# Provided information
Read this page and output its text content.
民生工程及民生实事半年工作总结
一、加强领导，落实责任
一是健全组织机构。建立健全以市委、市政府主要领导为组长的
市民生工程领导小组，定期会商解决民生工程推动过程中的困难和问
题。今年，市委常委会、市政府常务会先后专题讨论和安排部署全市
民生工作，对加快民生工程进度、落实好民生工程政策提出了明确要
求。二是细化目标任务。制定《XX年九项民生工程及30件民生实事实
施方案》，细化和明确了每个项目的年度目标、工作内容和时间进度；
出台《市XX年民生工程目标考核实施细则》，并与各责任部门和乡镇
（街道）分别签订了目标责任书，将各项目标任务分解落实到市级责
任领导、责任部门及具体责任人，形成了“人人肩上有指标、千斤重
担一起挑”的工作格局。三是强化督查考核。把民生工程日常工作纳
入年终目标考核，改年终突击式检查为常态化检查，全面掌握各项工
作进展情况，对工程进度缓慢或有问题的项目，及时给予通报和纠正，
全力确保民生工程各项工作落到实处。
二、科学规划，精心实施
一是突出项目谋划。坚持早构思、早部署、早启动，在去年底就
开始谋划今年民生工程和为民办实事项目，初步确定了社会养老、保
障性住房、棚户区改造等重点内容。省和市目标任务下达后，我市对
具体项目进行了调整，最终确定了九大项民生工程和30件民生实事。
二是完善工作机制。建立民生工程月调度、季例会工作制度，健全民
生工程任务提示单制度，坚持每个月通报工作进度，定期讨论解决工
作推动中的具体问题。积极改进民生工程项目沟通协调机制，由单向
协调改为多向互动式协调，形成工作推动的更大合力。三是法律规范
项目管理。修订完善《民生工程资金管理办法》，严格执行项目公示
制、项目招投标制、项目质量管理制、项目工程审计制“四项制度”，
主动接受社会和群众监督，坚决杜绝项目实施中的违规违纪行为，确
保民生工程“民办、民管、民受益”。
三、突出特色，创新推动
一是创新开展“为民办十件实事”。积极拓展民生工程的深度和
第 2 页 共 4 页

# Required work
Exactly as shown, repeat every record.

# Finished answer
Read this page and output its text content.
民生工程及民生实事半年工作总结
一、加强领导，落实责任
一是健全组织机构。建立健全以市委、市政府主要领导为组长的
市民生工程领导小组，定期会商解决民生工程推动过程中的困难和问
题。今年，市委常委会、市政府常务会先后专题讨论和安排部署全市
民生工作，对加快民生工程进度、落实好民生工程政策提出了明确要
求。二是细化目标任务。制定《XX年九项民生工程及30件民生实事实
施方案》，细化和明确了每个项目的年度目标、工作内容和时间进度；
出台《市XX年民生工程目标考核实施细则》，并与各责任部门和乡镇
（街道）分别签订了目标责任书，将各项目标任务分解落实到市级责
任领导、责任部门及具体责任人，形成了“人人肩上有指标、千斤重
担一起挑”的工作格局。三是强化督查考核。把民生工程日常工作纳
入年终目标考核，改年终突击式检查为常态化检查，全面掌握各项工
作进展情况，对工程进度缓慢或有问题的项目，及时给予通报和纠正，
全力确保民生工程各项工作落到实处。
二、科学规划，精心实施
一是突出项目谋划。坚持早构思、早部署、早启动，在去年底就
开始谋划今年民生工程和为民办实事项目，初步确定了社会养老、保
障性住房、棚户区改造等重点内容。省和市目标任务下达后，我市对
具体项目进行了调整，最终确定了九大项民生工程和30件民生实事。
二是完善工作机制。建立民生工程月调度、季例会工作制度，健全民
生工程任务提示单制度，坚持每个月通报工作进度，定期讨论解决工
作推动中的具体问题。积极改进民生工程项目沟通协调机制，由单向
协调改为多向互动式协调，形成工作推动的更大合力。三是法律规范
项目管理。修订完善《民生工程资金管理办法》，严格执行项目公示
制、项目招投标制、项目质量管理制、项目工程审计制“四项制度”，
主动接受社会和群众监督，坚决杜绝项目实施中的违规违纪行为，确
保民生工程“民办、民管、民受益”。
三、突出特色，创新推动
一是创新开展“为民办十件实事”。积极拓展民生工程的深度和
第 2 页 共 4 页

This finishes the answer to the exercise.